— START OF Task data —

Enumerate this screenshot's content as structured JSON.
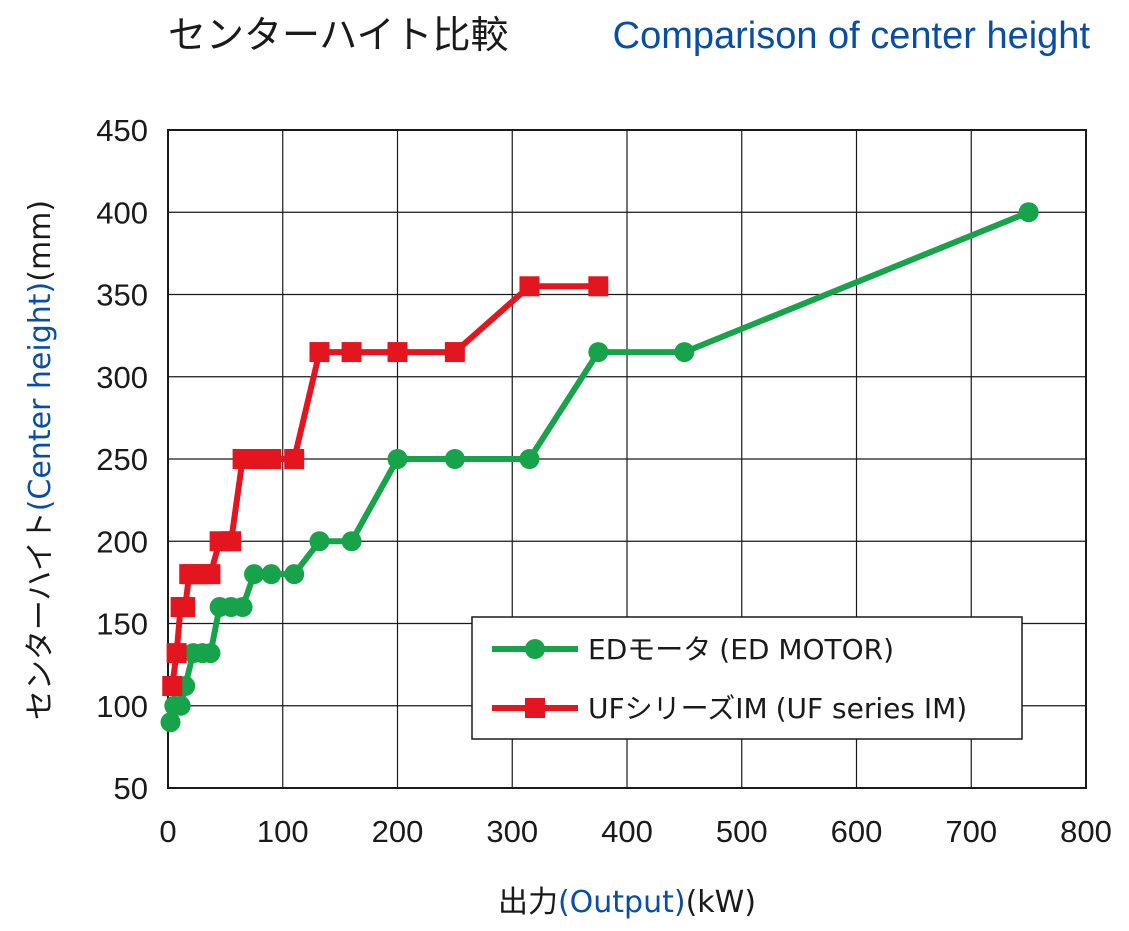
{
  "colors": {
    "accent_blue": "#0a4ea3",
    "text": "#1a1a1a",
    "grid": "#1a1a1a",
    "ed_series": "#17a34a",
    "uf_series": "#e3151f"
  },
  "title": {
    "jp": "センターハイト比較",
    "en": "Comparison of center height"
  },
  "axes": {
    "x_label": {
      "jp": "出力",
      "en": "(Output)",
      "unit": "(kW)"
    },
    "y_label": {
      "jp": "センターハイト",
      "en": "(Center height)",
      "unit": "(mm)"
    }
  },
  "legend": {
    "ed": {
      "jp": "EDモータ",
      "en": "(ED MOTOR)"
    },
    "uf": {
      "jp": "UFシリーズIM",
      "en": "(UF series IM)"
    }
  },
  "chart_data": {
    "type": "line",
    "xlim": [
      0,
      800
    ],
    "ylim": [
      50,
      450
    ],
    "x_ticks": [
      0,
      100,
      200,
      300,
      400,
      500,
      600,
      700,
      800
    ],
    "y_ticks": [
      50,
      100,
      150,
      200,
      250,
      300,
      350,
      400,
      450
    ],
    "x_tick_labels": [
      "0",
      "100",
      "200",
      "300",
      "400",
      "500",
      "600",
      "700",
      "800"
    ],
    "y_tick_labels": [
      "50",
      "100",
      "150",
      "200",
      "250",
      "300",
      "350",
      "400",
      "450"
    ],
    "grid": true,
    "legend_position": "lower-right",
    "series": [
      {
        "key": "ed",
        "marker": "circle",
        "points": [
          [
            2.2,
            90
          ],
          [
            5.5,
            100
          ],
          [
            11,
            100
          ],
          [
            15,
            112
          ],
          [
            22,
            132
          ],
          [
            30,
            132
          ],
          [
            37,
            132
          ],
          [
            45,
            160
          ],
          [
            55,
            160
          ],
          [
            65,
            160
          ],
          [
            75,
            180
          ],
          [
            90,
            180
          ],
          [
            110,
            180
          ],
          [
            132,
            200
          ],
          [
            160,
            200
          ],
          [
            200,
            250
          ],
          [
            250,
            250
          ],
          [
            315,
            250
          ],
          [
            375,
            315
          ],
          [
            450,
            315
          ],
          [
            750,
            400
          ]
        ]
      },
      {
        "key": "uf",
        "marker": "square",
        "points": [
          [
            3.7,
            112
          ],
          [
            7.5,
            132
          ],
          [
            11,
            160
          ],
          [
            15,
            160
          ],
          [
            18.5,
            180
          ],
          [
            22,
            180
          ],
          [
            30,
            180
          ],
          [
            37,
            180
          ],
          [
            45,
            200
          ],
          [
            55,
            200
          ],
          [
            65,
            250
          ],
          [
            75,
            250
          ],
          [
            90,
            250
          ],
          [
            110,
            250
          ],
          [
            132,
            315
          ],
          [
            160,
            315
          ],
          [
            200,
            315
          ],
          [
            250,
            315
          ],
          [
            315,
            355
          ],
          [
            375,
            355
          ]
        ]
      }
    ]
  }
}
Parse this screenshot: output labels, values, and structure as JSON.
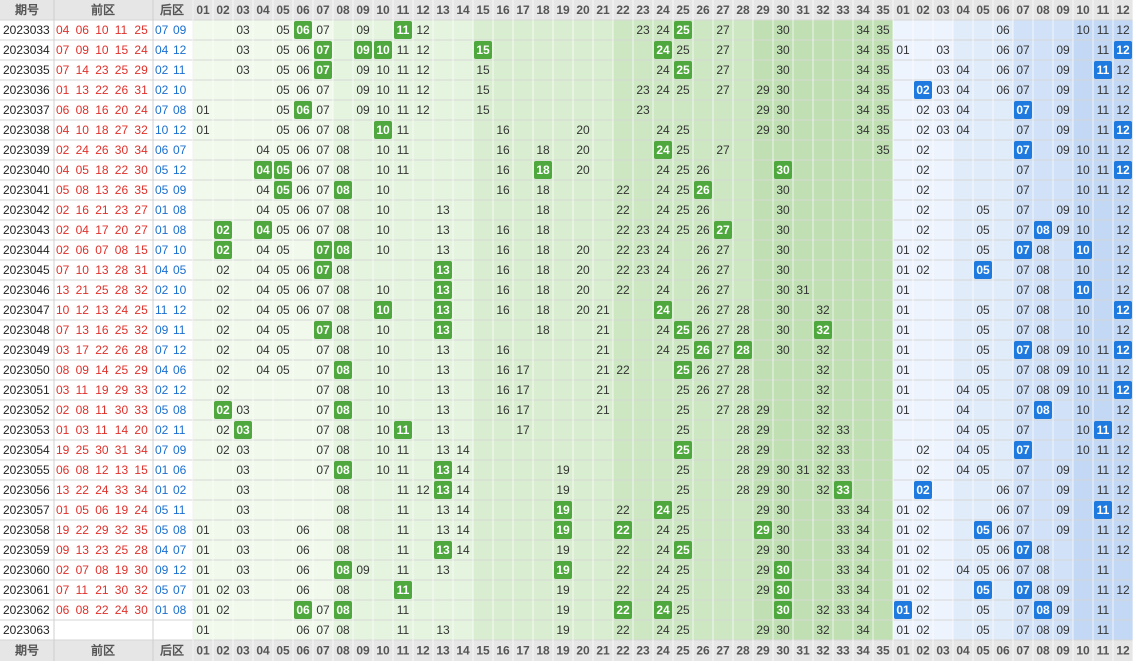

— END OF Task data —

*Directions for this task*:
Do not include the images; transcribe the rest of the listing exactly.

*Solved exercise*:
Enumerate this screenshot's content as structured JSON.
{
  "colors": {
    "accent_blue": "#0a4ea3",
    "text": "#1a1a1a",
    "grid": "#1a1a1a",
    "ed_series": "#17a34a",
    "uf_series": "#e3151f"
  },
  "title": {
    "jp": "センターハイト比較",
    "en": "Comparison of center height"
  },
  "axes": {
    "x_label": {
      "jp": "出力",
      "en": "(Output)",
      "unit": "(kW)"
    },
    "y_label": {
      "jp": "センターハイト",
      "en": "(Center height)",
      "unit": "(mm)"
    }
  },
  "legend": {
    "ed": {
      "jp": "EDモータ",
      "en": "(ED MOTOR)"
    },
    "uf": {
      "jp": "UFシリーズIM",
      "en": "(UF series IM)"
    }
  },
  "chart_data": {
    "type": "line",
    "xlim": [
      0,
      800
    ],
    "ylim": [
      50,
      450
    ],
    "x_ticks": [
      0,
      100,
      200,
      300,
      400,
      500,
      600,
      700,
      800
    ],
    "y_ticks": [
      50,
      100,
      150,
      200,
      250,
      300,
      350,
      400,
      450
    ],
    "x_tick_labels": [
      "0",
      "100",
      "200",
      "300",
      "400",
      "500",
      "600",
      "700",
      "800"
    ],
    "y_tick_labels": [
      "50",
      "100",
      "150",
      "200",
      "250",
      "300",
      "350",
      "400",
      "450"
    ],
    "grid": true,
    "legend_position": "lower-right",
    "series": [
      {
        "key": "ed",
        "marker": "circle",
        "points": [
          [
            2.2,
            90
          ],
          [
            5.5,
            100
          ],
          [
            11,
            100
          ],
          [
            15,
            112
          ],
          [
            22,
            132
          ],
          [
            30,
            132
          ],
          [
            37,
            132
          ],
          [
            45,
            160
          ],
          [
            55,
            160
          ],
          [
            65,
            160
          ],
          [
            75,
            180
          ],
          [
            90,
            180
          ],
          [
            110,
            180
          ],
          [
            132,
            200
          ],
          [
            160,
            200
          ],
          [
            200,
            250
          ],
          [
            250,
            250
          ],
          [
            315,
            250
          ],
          [
            375,
            315
          ],
          [
            450,
            315
          ],
          [
            750,
            400
          ]
        ]
      },
      {
        "key": "uf",
        "marker": "square",
        "points": [
          [
            3.7,
            112
          ],
          [
            7.5,
            132
          ],
          [
            11,
            160
          ],
          [
            15,
            160
          ],
          [
            18.5,
            180
          ],
          [
            22,
            180
          ],
          [
            30,
            180
          ],
          [
            37,
            180
          ],
          [
            45,
            200
          ],
          [
            55,
            200
          ],
          [
            65,
            250
          ],
          [
            75,
            250
          ],
          [
            90,
            250
          ],
          [
            110,
            250
          ],
          [
            132,
            315
          ],
          [
            160,
            315
          ],
          [
            200,
            315
          ],
          [
            250,
            315
          ],
          [
            315,
            355
          ],
          [
            375,
            355
          ]
        ]
      }
    ]
  }
}
Parse this screenshot: output labels, values, and structure as JSON.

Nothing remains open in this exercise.